• **Task to carry out**
Select every line below containing the word "activated".

--

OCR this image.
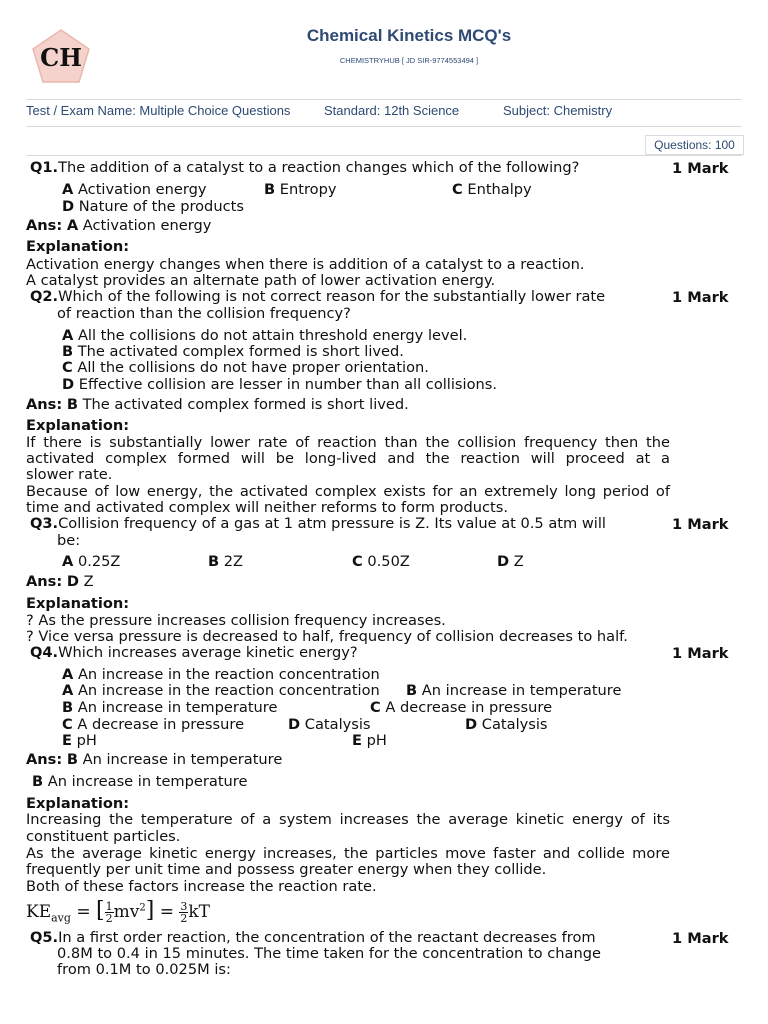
CH
Chemical Kinetics MCQ's
CHEMISTRYHUB [ JD SIR-9774553494 ]
Test / Exam Name: Multiple Choice Questions	Standard: 12th Science	Subject: Chemistry
Questions: 100
Q1.The addition of a catalyst to a reaction changes which of the following?	1 Mark
A Activation energy	B Entropy	C Enthalpy
D Nature of the products
Ans: A Activation energy
Explanation:
Activation energy changes when there is addition of a catalyst to a reaction.
A catalyst provides an alternate path of lower activation energy.
Q2.Which of the following is not correct reason for the substantially lower rate
of reaction than the collision frequency?
1 Mark
A All the collisions do not attain threshold energy level.
B The activated complex formed is short lived.
C All the collisions do not have proper orientation.
D Effective collision are lesser in number than all collisions.
Ans: B The activated complex formed is short lived.
Explanation:
If there is substantially lower rate of reaction than the collision frequency then the
activated complex formed will be long-lived and the reaction will proceed at a
slower rate.
Because of low energy, the activated complex exists for an extremely long period of
time and activated complex will neither reforms to form products.
Q3.Collision frequency of a gas at 1 atm pressure is Z. Its value at 0.5 atm will
be:
1 Mark
A 0.25Z	B 2Z	C 0.50Z	D Z
Ans: D Z
Explanation:
? As the pressure increases collision frequency increases.
? Vice versa pressure is decreased to half, frequency of collision decreases to half.
Q4.Which increases average kinetic energy?	1 Mark
A An increase in the reaction concentration
A An increase in the reaction concentration B An increase in temperature
B An increase in temperature	C A decrease in pressure
C A decrease in pressure	D Catalysis	D Catalysis
E pH	E pH
Ans: B An increase in temperature
B An increase in temperature
Explanation:
Increasing the temperature of a system increases the average kinetic energy of its
constituent particles.
As the average kinetic energy increases, the particles move faster and collide more
frequently per unit time and possess greater energy when they collide.
Both of these factors increase the reaction rate.
$KE_{avg}$ = [ $\frac{1}{2} mv^2] = \frac{3}{2}$ kT
Q5.In a first order reaction, the concentration of the reactant decreases from
0.8M to 0.4 in 15 minutes. The time taken for the concentration to change
from 0.1M to 0.025M is:
1 Mark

--

• **Exercise solution**
B The activated complex formed is short lived.
Ans: B The activated complex formed is short lived.
activated complex formed will be long-lived and the reaction will proceed at a
Because of low energy, the activated complex exists for an extremely long period of
time and activated complex will neither reforms to form products.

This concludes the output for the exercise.